## begin Dataset excerpts

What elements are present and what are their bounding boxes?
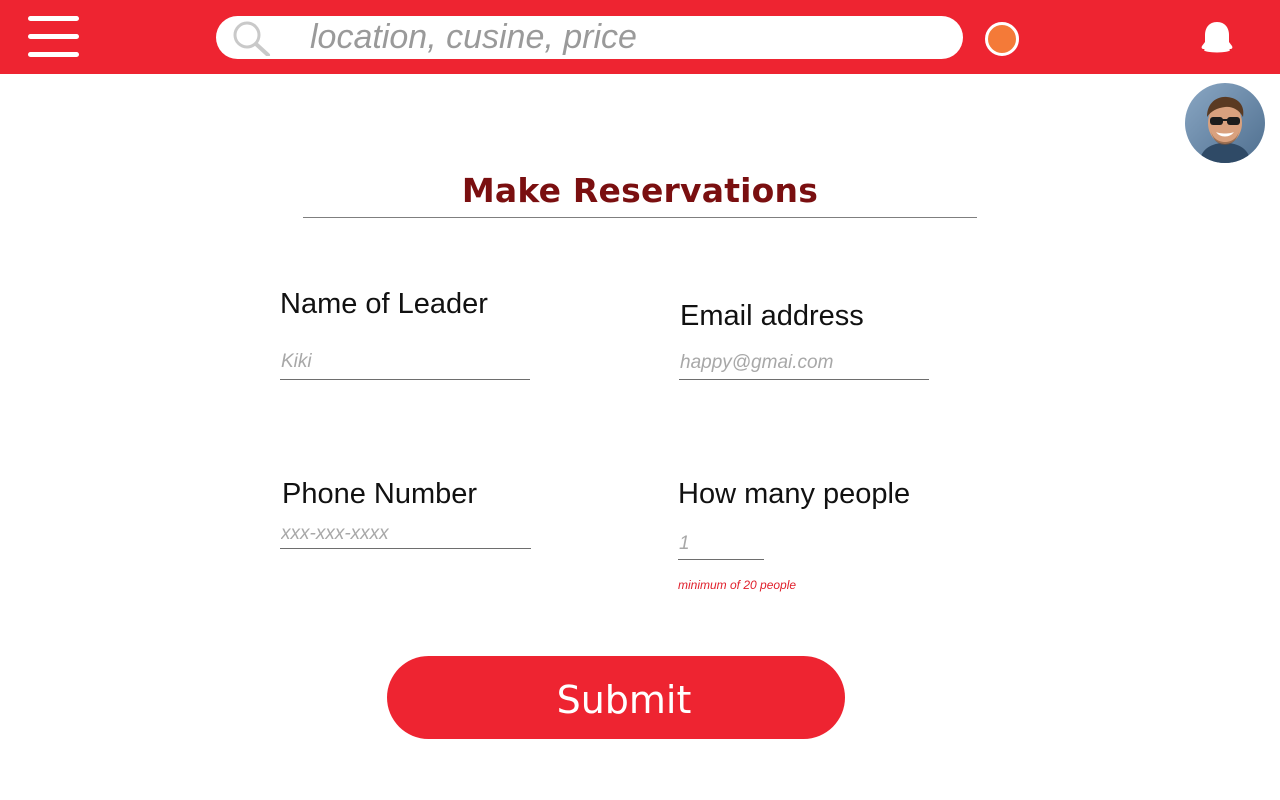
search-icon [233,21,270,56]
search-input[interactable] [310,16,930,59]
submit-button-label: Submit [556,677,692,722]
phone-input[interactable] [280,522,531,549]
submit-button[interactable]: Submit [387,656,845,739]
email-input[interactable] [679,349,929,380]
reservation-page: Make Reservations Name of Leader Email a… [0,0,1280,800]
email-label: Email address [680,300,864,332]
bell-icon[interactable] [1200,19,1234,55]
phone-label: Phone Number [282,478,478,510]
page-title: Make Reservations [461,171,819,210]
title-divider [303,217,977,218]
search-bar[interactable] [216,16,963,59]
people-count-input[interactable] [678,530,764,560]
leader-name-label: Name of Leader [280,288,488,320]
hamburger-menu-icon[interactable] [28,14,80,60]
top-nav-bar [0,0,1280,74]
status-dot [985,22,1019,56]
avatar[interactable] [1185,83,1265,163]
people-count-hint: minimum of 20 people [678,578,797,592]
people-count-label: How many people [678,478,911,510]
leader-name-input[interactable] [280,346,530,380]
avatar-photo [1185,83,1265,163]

## end Dataset excerpts
## begin Dataset excerpts

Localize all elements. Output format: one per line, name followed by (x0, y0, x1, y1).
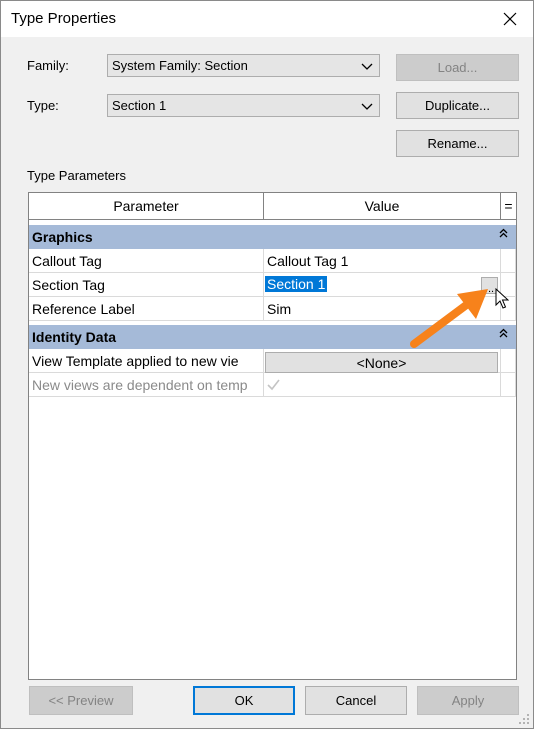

## end Dataset excerpts

- Exercise directions -
Starting with the line containing "What elements are" and going on through the line containing "search-bar[interactable] [216,16,963,59]", reproduce the material with "bounding boxes" switched to "coordinate boxes" and everything else unchanged. Omit the pictures from the answer.

- Output for this exercise -
What elements are present and what are their coordinate boxes?
search-icon [233,21,270,56]
search-input[interactable] [310,16,930,59]
submit-button-label: Submit [556,677,692,722]
phone-input[interactable] [280,522,531,549]
submit-button[interactable]: Submit [387,656,845,739]
email-input[interactable] [679,349,929,380]
reservation-page: Make Reservations Name of Leader Email a… [0,0,1280,800]
email-label: Email address [680,300,864,332]
bell-icon[interactable] [1200,19,1234,55]
phone-label: Phone Number [282,478,478,510]
page-title: Make Reservations [461,171,819,210]
title-divider [303,217,977,218]
search-bar[interactable] [216,16,963,59]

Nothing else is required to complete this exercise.